— Your objective —
Select all lines with the string "JSON" in them, and copy those lines.

++++++++++++++++++++

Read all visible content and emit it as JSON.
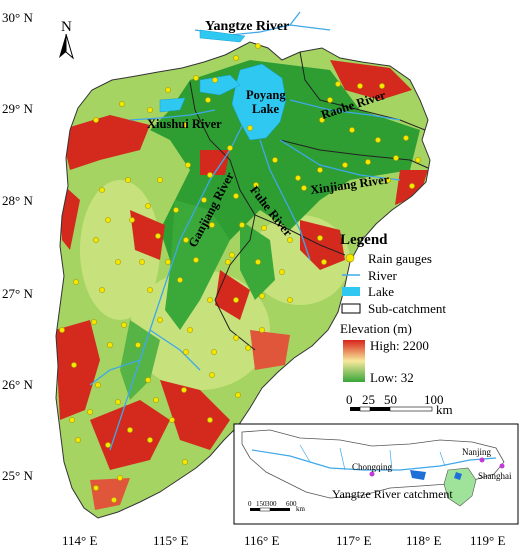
{
  "north_arrow": {
    "label": "N"
  },
  "axes": {
    "lat_ticks": [
      "30° N",
      "29° N",
      "28° N",
      "27° N",
      "26° N",
      "25° N"
    ],
    "lon_ticks": [
      "114° E",
      "115° E",
      "116° E",
      "117° E",
      "118° E",
      "119° E"
    ]
  },
  "labels": {
    "yangtze": "Yangtze River",
    "poyang": [
      "Poyang",
      "Lake"
    ],
    "xiushui": "Xiushui River",
    "raohe": "Raohe River",
    "xinjiang": "Xinjiang River",
    "ganjiang": "Ganjiang River",
    "fuhe": "Fuhe River"
  },
  "legend": {
    "title": "Legend",
    "items": [
      {
        "symbol": "circle",
        "label": "Rain gauges",
        "color": "#f5e800"
      },
      {
        "symbol": "line",
        "label": "River",
        "color": "#3fa8e8"
      },
      {
        "symbol": "fill",
        "label": "Lake",
        "color": "#2fc8f0"
      },
      {
        "symbol": "box",
        "label": "Sub-catchment",
        "color": "#000000"
      }
    ],
    "elevation": {
      "title": "Elevation (m)",
      "high": "High: 2200",
      "low": "Low: 32",
      "colors": [
        "#d8241b",
        "#f7e89a",
        "#37a63a"
      ]
    }
  },
  "scalebar": {
    "ticks": [
      "0",
      "25",
      "50",
      "100"
    ],
    "unit": "km"
  },
  "inset": {
    "cities": [
      "Chongqing",
      "Nanjing",
      "Shanghai"
    ],
    "caption": "Yangtze River catchment",
    "scale_ticks": [
      "0",
      "150",
      "300",
      "600"
    ],
    "scale_unit": "km"
  },
  "colors": {
    "lowland": "#2e9e33",
    "midland": "#a5d463",
    "upland": "#d6e98c",
    "mountain": "#d42a1e",
    "lake": "#2fc8f0",
    "river": "#3fa8e8",
    "gauge": "#f5e800"
  }
}
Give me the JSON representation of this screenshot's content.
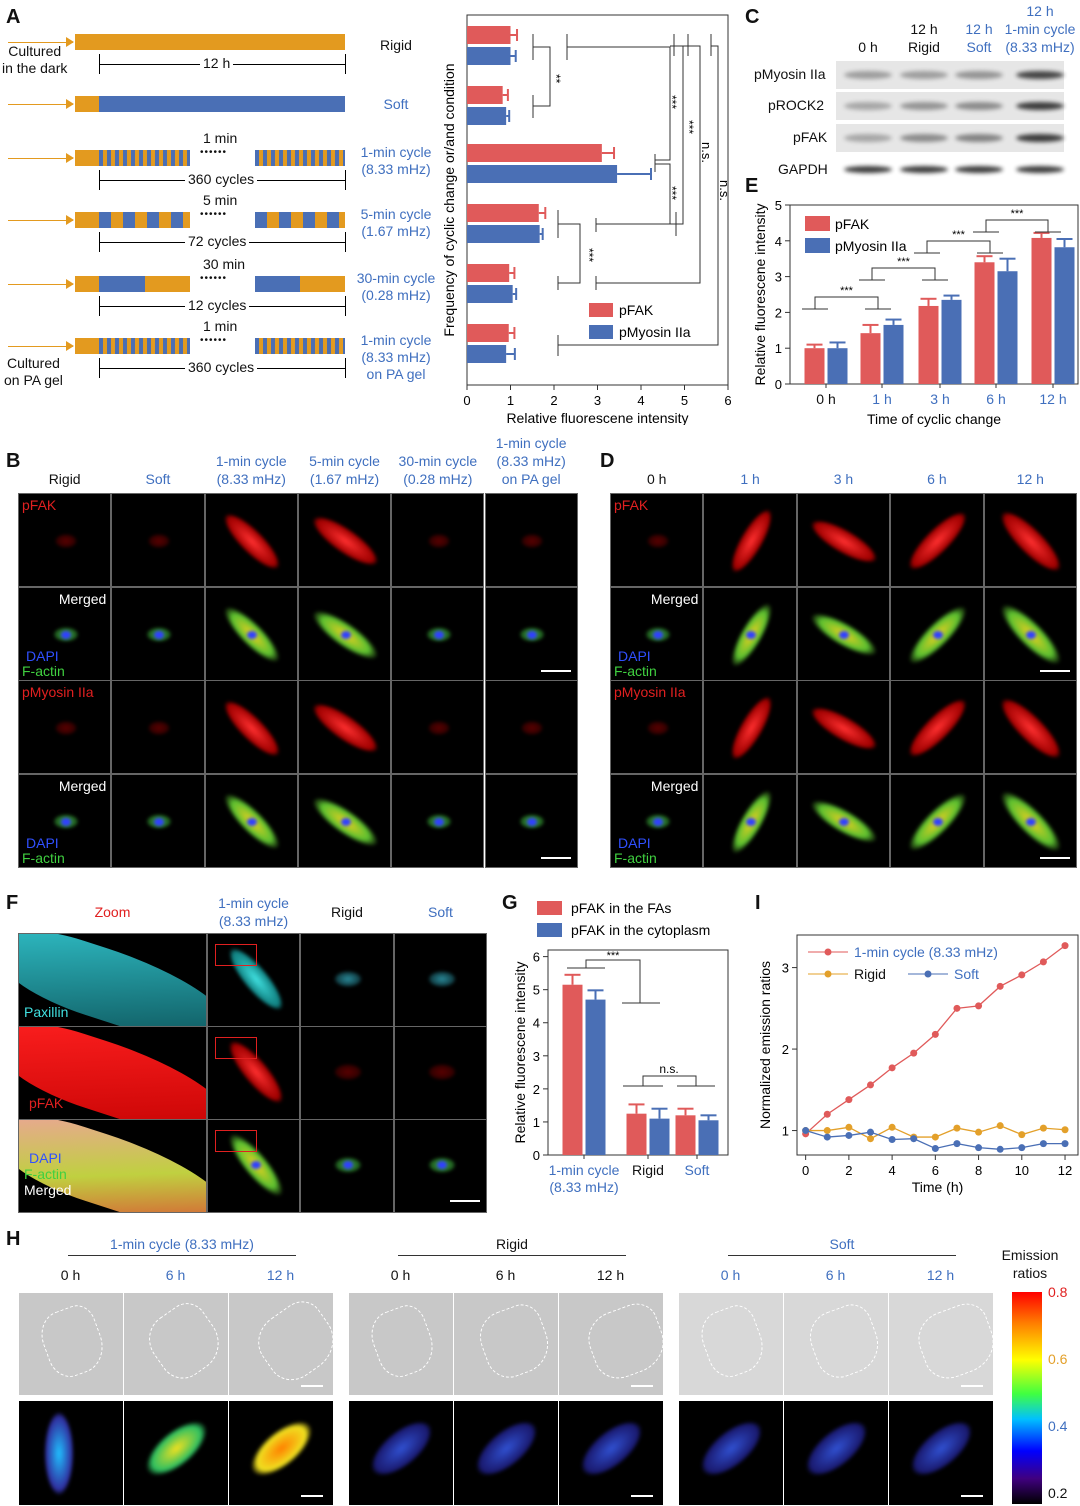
{
  "panel_letters": {
    "A": "A",
    "B": "B",
    "C": "C",
    "D": "D",
    "E": "E",
    "F": "F",
    "G": "G",
    "H": "H",
    "I": "I"
  },
  "panelA": {
    "cultured_dark": "Cultured\nin the dark",
    "cultured_pa": "Cultured\non PA gel",
    "dots": "••••••",
    "rows": [
      {
        "label": "Rigid",
        "duration": "12 h"
      },
      {
        "label": "Soft"
      },
      {
        "label": "1-min cycle\n(8.33 mHz)",
        "period": "1 min",
        "cycles": "360 cycles"
      },
      {
        "label": "5-min cycle\n(1.67 mHz)",
        "period": "5 min",
        "cycles": "72 cycles"
      },
      {
        "label": "30-min cycle\n(0.28 mHz)",
        "period": "30 min",
        "cycles": "12 cycles"
      },
      {
        "label": "1-min cycle\n(8.33 mHz)\non PA gel",
        "period": "1 min",
        "cycles": "360 cycles"
      }
    ]
  },
  "panelC": {
    "columns": [
      "0 h",
      "12 h\nRigid",
      "12 h\nSoft",
      "12 h\n1-min cycle\n(8.33 mHz)"
    ],
    "rows": [
      "pMyosin IIa",
      "pROCK2",
      "pFAK",
      "GAPDH"
    ]
  },
  "panelB": {
    "columns": [
      "Rigid",
      "Soft",
      "1-min cycle\n(8.33 mHz)",
      "5-min cycle\n(1.67 mHz)",
      "30-min cycle\n(0.28 mHz)",
      "1-min cycle\n(8.33 mHz)\non PA gel"
    ],
    "row_labels": {
      "pfak": "pFAK",
      "merged": "Merged",
      "dapi": "DAPI",
      "factin": "F-actin",
      "pmyosin": "pMyosin IIa"
    }
  },
  "panelD": {
    "columns": [
      "0 h",
      "1 h",
      "3 h",
      "6 h",
      "12 h"
    ],
    "row_labels": {
      "pfak": "pFAK",
      "merged": "Merged",
      "dapi": "DAPI",
      "factin": "F-actin",
      "pmyosin": "pMyosin IIa"
    }
  },
  "panelF": {
    "columns": [
      "Zoom",
      "1-min cycle\n(8.33 mHz)",
      "Rigid",
      "Soft"
    ],
    "row_labels": {
      "paxillin": "Paxillin",
      "pfak": "pFAK",
      "dapi": "DAPI",
      "factin": "F-actin",
      "merged": "Merged"
    }
  },
  "panelH": {
    "groups": [
      {
        "title": "1-min cycle (8.33 mHz)",
        "times": [
          "0 h",
          "6 h",
          "12 h"
        ]
      },
      {
        "title": "Rigid",
        "times": [
          "0 h",
          "6 h",
          "12 h"
        ]
      },
      {
        "title": "Soft",
        "times": [
          "0 h",
          "6 h",
          "12 h"
        ]
      }
    ],
    "colorbar": {
      "title": "Emission\nratios",
      "ticks": [
        "0.8",
        "0.6",
        "0.4",
        "0.2"
      ]
    }
  },
  "colors": {
    "red": "#e05a5a",
    "blue": "#4a6fb5",
    "orange": "#e3a02a",
    "accent_text": "#3f6fbf"
  },
  "chart_data": [
    {
      "id": "A",
      "type": "bar",
      "orientation": "horizontal",
      "categories": [
        "Rigid",
        "Soft",
        "1-min cycle",
        "5-min cycle",
        "30-min cycle",
        "1-min cycle on PA gel"
      ],
      "series": [
        {
          "name": "pFAK",
          "values": [
            1.0,
            0.82,
            3.1,
            1.65,
            0.97,
            0.96
          ],
          "errors": [
            0.15,
            0.12,
            0.28,
            0.15,
            0.12,
            0.13
          ]
        },
        {
          "name": "pMyosin IIa",
          "values": [
            1.0,
            0.9,
            3.45,
            1.67,
            1.05,
            0.9
          ],
          "errors": [
            0.12,
            0.07,
            0.78,
            0.07,
            0.08,
            0.2
          ]
        }
      ],
      "xlabel": "Relative fluorescene intensity",
      "ylabel": "Frequency of cyclic change or/and condition",
      "xlim": [
        0,
        6
      ],
      "xticks": [
        "0",
        "1",
        "2",
        "3",
        "4",
        "5",
        "6"
      ],
      "legend": "bottom-right",
      "annotations": [
        "**",
        "***",
        "***",
        "n.s.",
        "***",
        "n.s.",
        "***"
      ]
    },
    {
      "id": "E",
      "type": "bar",
      "categories": [
        "0 h",
        "1 h",
        "3 h",
        "6 h",
        "12 h"
      ],
      "series": [
        {
          "name": "pFAK",
          "values": [
            1.0,
            1.42,
            2.18,
            3.4,
            4.08
          ],
          "errors": [
            0.1,
            0.23,
            0.2,
            0.17,
            0.14
          ]
        },
        {
          "name": "pMyosin IIa",
          "values": [
            1.0,
            1.65,
            2.35,
            3.15,
            3.82
          ],
          "errors": [
            0.16,
            0.15,
            0.12,
            0.35,
            0.23
          ]
        }
      ],
      "xlabel": "Time of cyclic change",
      "ylabel": "Relative fluorescene intensity",
      "ylim": [
        0,
        5
      ],
      "yticks": [
        "0",
        "1",
        "2",
        "3",
        "4",
        "5"
      ],
      "legend": "top-left",
      "annotations": [
        "***",
        "***",
        "***",
        "***"
      ]
    },
    {
      "id": "G",
      "type": "bar",
      "categories": [
        "1-min cycle\n(8.33 mHz)",
        "Rigid",
        "Soft"
      ],
      "series": [
        {
          "name": "pFAK in the FAs",
          "values": [
            5.15,
            1.25,
            1.2
          ],
          "errors": [
            0.3,
            0.28,
            0.2
          ]
        },
        {
          "name": "pFAK in the cytoplasm",
          "values": [
            4.7,
            1.1,
            1.05
          ],
          "errors": [
            0.28,
            0.3,
            0.15
          ]
        }
      ],
      "ylabel": "Relative fluorescene intensity",
      "ylim": [
        0,
        6.2
      ],
      "yticks": [
        "0",
        "1",
        "2",
        "3",
        "4",
        "5",
        "6"
      ],
      "legend": "top",
      "annotations": [
        "***",
        "n.s."
      ]
    },
    {
      "id": "I",
      "type": "line",
      "x": [
        0,
        1,
        2,
        3,
        4,
        5,
        6,
        7,
        8,
        9,
        10,
        11,
        12
      ],
      "series": [
        {
          "name": "1-min cycle (8.33 mHz)",
          "values": [
            0.96,
            1.2,
            1.38,
            1.56,
            1.77,
            1.95,
            2.18,
            2.5,
            2.53,
            2.77,
            2.91,
            3.07,
            3.27
          ]
        },
        {
          "name": "Rigid",
          "values": [
            1.0,
            1.0,
            1.04,
            0.9,
            1.04,
            0.92,
            0.92,
            1.03,
            0.98,
            1.06,
            0.95,
            1.03,
            1.01
          ]
        },
        {
          "name": "Soft",
          "values": [
            1.0,
            0.92,
            0.94,
            0.98,
            0.89,
            0.9,
            0.78,
            0.84,
            0.79,
            0.77,
            0.79,
            0.84,
            0.84
          ]
        }
      ],
      "xlabel": "Time (h)",
      "ylabel": "Normalized emission ratios",
      "xlim": [
        -0.4,
        12.6
      ],
      "ylim": [
        0.7,
        3.4
      ],
      "xticks": [
        "0",
        "2",
        "4",
        "6",
        "8",
        "10",
        "12"
      ],
      "yticks": [
        "1",
        "2",
        "3"
      ],
      "legend": "top-left"
    }
  ]
}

++++++++++++++++++++

— Task output —
Read all visible content and emit it as JSON.
Give me the JSON representation of this screenshot's content.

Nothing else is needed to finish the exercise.